# START OF Stored records

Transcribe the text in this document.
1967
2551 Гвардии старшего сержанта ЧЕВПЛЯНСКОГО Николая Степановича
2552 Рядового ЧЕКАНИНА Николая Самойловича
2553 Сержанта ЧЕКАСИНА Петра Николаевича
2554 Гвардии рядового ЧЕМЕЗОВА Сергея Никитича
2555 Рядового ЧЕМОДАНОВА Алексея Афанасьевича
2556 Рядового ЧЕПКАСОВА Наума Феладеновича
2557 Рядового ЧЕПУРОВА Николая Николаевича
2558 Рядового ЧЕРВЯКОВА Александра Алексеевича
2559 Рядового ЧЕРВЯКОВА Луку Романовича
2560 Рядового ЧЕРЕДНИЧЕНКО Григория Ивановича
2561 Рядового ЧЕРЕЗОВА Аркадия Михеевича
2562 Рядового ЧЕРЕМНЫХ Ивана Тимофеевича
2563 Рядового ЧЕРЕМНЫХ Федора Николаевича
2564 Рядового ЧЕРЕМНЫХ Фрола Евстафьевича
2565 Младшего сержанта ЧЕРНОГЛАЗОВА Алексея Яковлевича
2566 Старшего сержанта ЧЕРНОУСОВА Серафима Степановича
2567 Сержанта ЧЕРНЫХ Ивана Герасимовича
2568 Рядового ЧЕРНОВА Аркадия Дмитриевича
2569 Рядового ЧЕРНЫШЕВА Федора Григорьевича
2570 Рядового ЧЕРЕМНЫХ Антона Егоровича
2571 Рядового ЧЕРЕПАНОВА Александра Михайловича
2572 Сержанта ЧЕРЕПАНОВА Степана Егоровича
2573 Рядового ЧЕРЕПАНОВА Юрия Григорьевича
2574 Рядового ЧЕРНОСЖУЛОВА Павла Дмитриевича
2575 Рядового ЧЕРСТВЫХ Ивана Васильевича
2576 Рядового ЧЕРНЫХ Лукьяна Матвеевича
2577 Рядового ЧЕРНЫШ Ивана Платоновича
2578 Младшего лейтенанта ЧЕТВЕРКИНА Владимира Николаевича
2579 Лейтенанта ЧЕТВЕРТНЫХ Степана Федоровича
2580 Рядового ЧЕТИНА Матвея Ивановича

# END OF Stored records

* Problem to solve *
Extract all of the data above and output it character for character.

* Reply to the exercise *
Transcribe the text in this document.
1967
2551 Гвардии старшего сержанта ЧЕВПЛЯНСКОГО Николая Степановича
2552 Рядового ЧЕКАНИНА Николая Самойловича
2553 Сержанта ЧЕКАСИНА Петра Николаевича
2554 Гвардии рядового ЧЕМЕЗОВА Сергея Никитича
2555 Рядового ЧЕМОДАНОВА Алексея Афанасьевича
2556 Рядового ЧЕПКАСОВА Наума Феладеновича
2557 Рядового ЧЕПУРОВА Николая Николаевича
2558 Рядового ЧЕРВЯКОВА Александра Алексеевича
2559 Рядового ЧЕРВЯКОВА Луку Романовича
2560 Рядового ЧЕРЕДНИЧЕНКО Григория Ивановича
2561 Рядового ЧЕРЕЗОВА Аркадия Михеевича
2562 Рядового ЧЕРЕМНЫХ Ивана Тимофеевича
2563 Рядового ЧЕРЕМНЫХ Федора Николаевича
2564 Рядового ЧЕРЕМНЫХ Фрола Евстафьевича
2565 Младшего сержанта ЧЕРНОГЛАЗОВА Алексея Яковлевича
2566 Старшего сержанта ЧЕРНОУСОВА Серафима Степановича
2567 Сержанта ЧЕРНЫХ Ивана Герасимовича
2568 Рядового ЧЕРНОВА Аркадия Дмитриевича
2569 Рядового ЧЕРНЫШЕВА Федора Григорьевича
2570 Рядового ЧЕРЕМНЫХ Антона Егоровича
2571 Рядового ЧЕРЕПАНОВА Александра Михайловича
2572 Сержанта ЧЕРЕПАНОВА Степана Егоровича
2573 Рядового ЧЕРЕПАНОВА Юрия Григорьевича
2574 Рядового ЧЕРНОСЖУЛОВА Павла Дмитриевича
2575 Рядового ЧЕРСТВЫХ Ивана Васильевича
2576 Рядового ЧЕРНЫХ Лукьяна Матвеевича
2577 Рядового ЧЕРНЫШ Ивана Платоновича
2578 Младшего лейтенанта ЧЕТВЕРКИНА Владимира Николаевича
2579 Лейтенанта ЧЕТВЕРТНЫХ Степана Федоровича
2580 Рядового ЧЕТИНА Матвея Ивановича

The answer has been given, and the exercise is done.